### [Provided records]

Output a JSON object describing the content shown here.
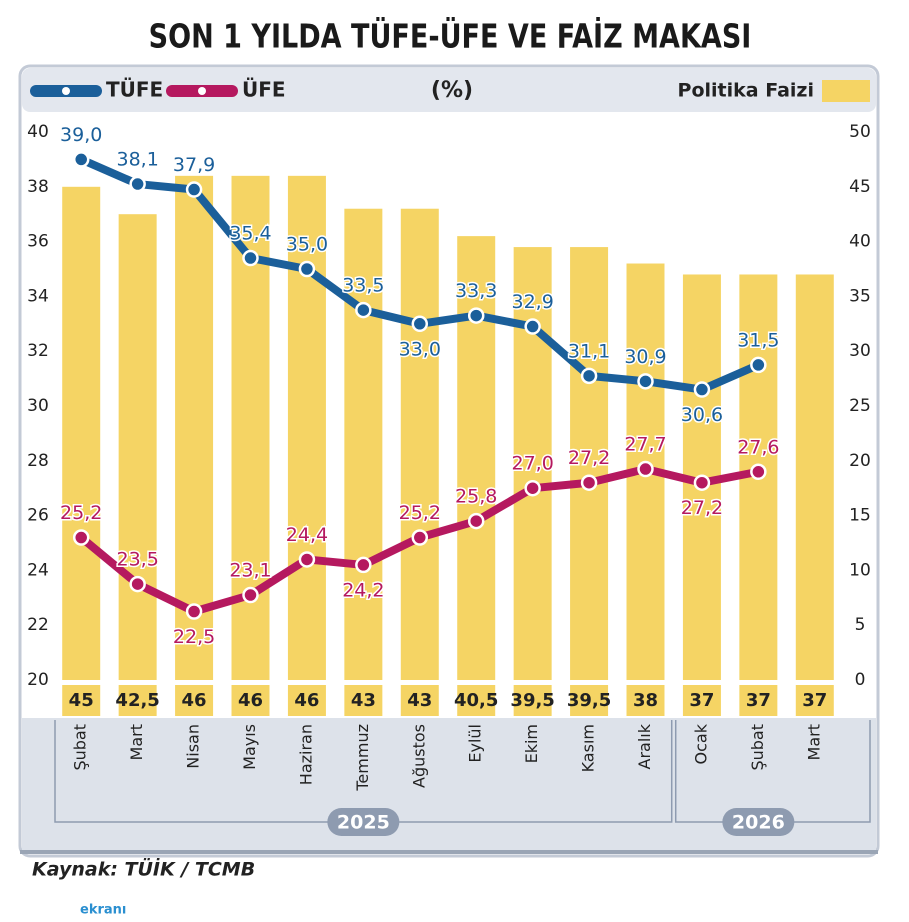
{
  "chart_data": {
    "type": "combo",
    "title": "SON 1 YILDA TÜFE-ÜFE VE FAİZ MAKASI",
    "unit": "(%)",
    "source": "Kaynak:  TÜİK / TCMB",
    "watermark": "ekranı",
    "categories": [
      "Şubat",
      "Mart",
      "Nisan",
      "Mayıs",
      "Haziran",
      "Temmuz",
      "Ağustos",
      "Eylül",
      "Ekim",
      "Kasım",
      "Aralık",
      "Ocak",
      "Şubat",
      "Mart"
    ],
    "groups": [
      {
        "label": "2025",
        "count": 11
      },
      {
        "label": "2026",
        "count": 3
      }
    ],
    "ylim": [
      20,
      40
    ],
    "yticks": [
      20,
      22,
      24,
      26,
      28,
      30,
      32,
      34,
      36,
      38,
      40
    ],
    "y2lim": [
      0,
      50
    ],
    "y2ticks": [
      0,
      5,
      10,
      15,
      20,
      25,
      30,
      35,
      40,
      45,
      50
    ],
    "series": [
      {
        "name": "TÜFE",
        "type": "line",
        "color": "#1b5f9a",
        "values": [
          39.0,
          38.1,
          37.9,
          35.4,
          35.0,
          33.5,
          33.0,
          33.3,
          32.9,
          31.1,
          30.9,
          30.6,
          31.5,
          null
        ],
        "value_labels": [
          "39,0",
          "38,1",
          "37,9",
          "35,4",
          "35,0",
          "33,5",
          "33,0",
          "33,3",
          "32,9",
          "31,1",
          "30,9",
          "30,6",
          "31,5",
          null
        ]
      },
      {
        "name": "ÜFE",
        "type": "line",
        "color": "#b5195f",
        "values": [
          25.2,
          23.5,
          22.5,
          23.1,
          24.4,
          24.2,
          25.2,
          25.8,
          27.0,
          27.2,
          27.7,
          27.2,
          27.6,
          null
        ],
        "value_labels": [
          "25,2",
          "23,5",
          "22,5",
          "23,1",
          "24,4",
          "24,2",
          "25,2",
          "25,8",
          "27,0",
          "27,2",
          "27,7",
          "27,2",
          "27,6",
          null
        ]
      },
      {
        "name": "Politika Faizi",
        "type": "bar",
        "axis": "y2",
        "color": "#f5d464",
        "values": [
          45,
          42.5,
          46,
          46,
          46,
          43,
          43,
          40.5,
          39.5,
          39.5,
          38,
          37,
          37,
          37
        ],
        "value_labels": [
          "45",
          "42,5",
          "46",
          "46",
          "46",
          "43",
          "43",
          "40,5",
          "39,5",
          "39,5",
          "38",
          "37",
          "37",
          "37"
        ]
      }
    ]
  }
}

### [Required work]
Print all of the records shown above exactly, leaving out each picture.

### [Expected output]
Output a JSON object describing the content shown here.
{
  "chart_data": {
    "type": "combo",
    "title": "SON 1 YILDA TÜFE-ÜFE VE FAİZ MAKASI",
    "unit": "(%)",
    "source": "Kaynak:  TÜİK / TCMB",
    "watermark": "ekranı",
    "categories": [
      "Şubat",
      "Mart",
      "Nisan",
      "Mayıs",
      "Haziran",
      "Temmuz",
      "Ağustos",
      "Eylül",
      "Ekim",
      "Kasım",
      "Aralık",
      "Ocak",
      "Şubat",
      "Mart"
    ],
    "groups": [
      {
        "label": "2025",
        "count": 11
      },
      {
        "label": "2026",
        "count": 3
      }
    ],
    "ylim": [
      20,
      40
    ],
    "yticks": [
      20,
      22,
      24,
      26,
      28,
      30,
      32,
      34,
      36,
      38,
      40
    ],
    "y2lim": [
      0,
      50
    ],
    "y2ticks": [
      0,
      5,
      10,
      15,
      20,
      25,
      30,
      35,
      40,
      45,
      50
    ],
    "series": [
      {
        "name": "TÜFE",
        "type": "line",
        "color": "#1b5f9a",
        "values": [
          39.0,
          38.1,
          37.9,
          35.4,
          35.0,
          33.5,
          33.0,
          33.3,
          32.9,
          31.1,
          30.9,
          30.6,
          31.5,
          null
        ],
        "value_labels": [
          "39,0",
          "38,1",
          "37,9",
          "35,4",
          "35,0",
          "33,5",
          "33,0",
          "33,3",
          "32,9",
          "31,1",
          "30,9",
          "30,6",
          "31,5",
          null
        ]
      },
      {
        "name": "ÜFE",
        "type": "line",
        "color": "#b5195f",
        "values": [
          25.2,
          23.5,
          22.5,
          23.1,
          24.4,
          24.2,
          25.2,
          25.8,
          27.0,
          27.2,
          27.7,
          27.2,
          27.6,
          null
        ],
        "value_labels": [
          "25,2",
          "23,5",
          "22,5",
          "23,1",
          "24,4",
          "24,2",
          "25,2",
          "25,8",
          "27,0",
          "27,2",
          "27,7",
          "27,2",
          "27,6",
          null
        ]
      },
      {
        "name": "Politika Faizi",
        "type": "bar",
        "axis": "y2",
        "color": "#f5d464",
        "values": [
          45,
          42.5,
          46,
          46,
          46,
          43,
          43,
          40.5,
          39.5,
          39.5,
          38,
          37,
          37,
          37
        ],
        "value_labels": [
          "45",
          "42,5",
          "46",
          "46",
          "46",
          "43",
          "43",
          "40,5",
          "39,5",
          "39,5",
          "38",
          "37",
          "37",
          "37"
        ]
      }
    ]
  }
}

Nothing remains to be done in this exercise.